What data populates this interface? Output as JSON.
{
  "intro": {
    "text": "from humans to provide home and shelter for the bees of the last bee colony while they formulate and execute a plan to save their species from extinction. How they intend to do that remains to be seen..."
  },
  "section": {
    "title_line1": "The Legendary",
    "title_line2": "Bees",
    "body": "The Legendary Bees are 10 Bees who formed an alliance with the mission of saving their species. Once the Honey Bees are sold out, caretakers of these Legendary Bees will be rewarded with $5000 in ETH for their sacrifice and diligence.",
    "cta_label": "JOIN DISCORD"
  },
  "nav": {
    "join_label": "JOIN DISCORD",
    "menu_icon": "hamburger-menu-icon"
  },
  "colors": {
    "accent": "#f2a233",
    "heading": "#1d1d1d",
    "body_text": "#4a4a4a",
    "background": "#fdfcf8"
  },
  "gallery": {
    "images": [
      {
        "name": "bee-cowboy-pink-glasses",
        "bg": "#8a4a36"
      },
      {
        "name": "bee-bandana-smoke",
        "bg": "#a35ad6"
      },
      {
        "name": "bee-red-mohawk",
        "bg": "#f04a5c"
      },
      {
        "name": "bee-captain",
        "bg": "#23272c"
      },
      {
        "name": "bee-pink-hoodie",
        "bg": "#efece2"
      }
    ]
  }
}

◆ WHAT YOU HAVE TO DO
Transcribe all the entries, keeping each one exactly as it is.

◆ SOLUTION TO THIS TASK
What data populates this interface? Output as JSON.
{
  "intro": {
    "text": "from humans to provide home and shelter for the bees of the last bee colony while they formulate and execute a plan to save their species from extinction. How they intend to do that remains to be seen..."
  },
  "section": {
    "title_line1": "The Legendary",
    "title_line2": "Bees",
    "body": "The Legendary Bees are 10 Bees who formed an alliance with the mission of saving their species. Once the Honey Bees are sold out, caretakers of these Legendary Bees will be rewarded with $5000 in ETH for their sacrifice and diligence.",
    "cta_label": "JOIN DISCORD"
  },
  "nav": {
    "join_label": "JOIN DISCORD",
    "menu_icon": "hamburger-menu-icon"
  },
  "colors": {
    "accent": "#f2a233",
    "heading": "#1d1d1d",
    "body_text": "#4a4a4a",
    "background": "#fdfcf8"
  },
  "gallery": {
    "images": [
      {
        "name": "bee-cowboy-pink-glasses",
        "bg": "#8a4a36"
      },
      {
        "name": "bee-bandana-smoke",
        "bg": "#a35ad6"
      },
      {
        "name": "bee-red-mohawk",
        "bg": "#f04a5c"
      },
      {
        "name": "bee-captain",
        "bg": "#23272c"
      },
      {
        "name": "bee-pink-hoodie",
        "bg": "#efece2"
      }
    ]
  }
}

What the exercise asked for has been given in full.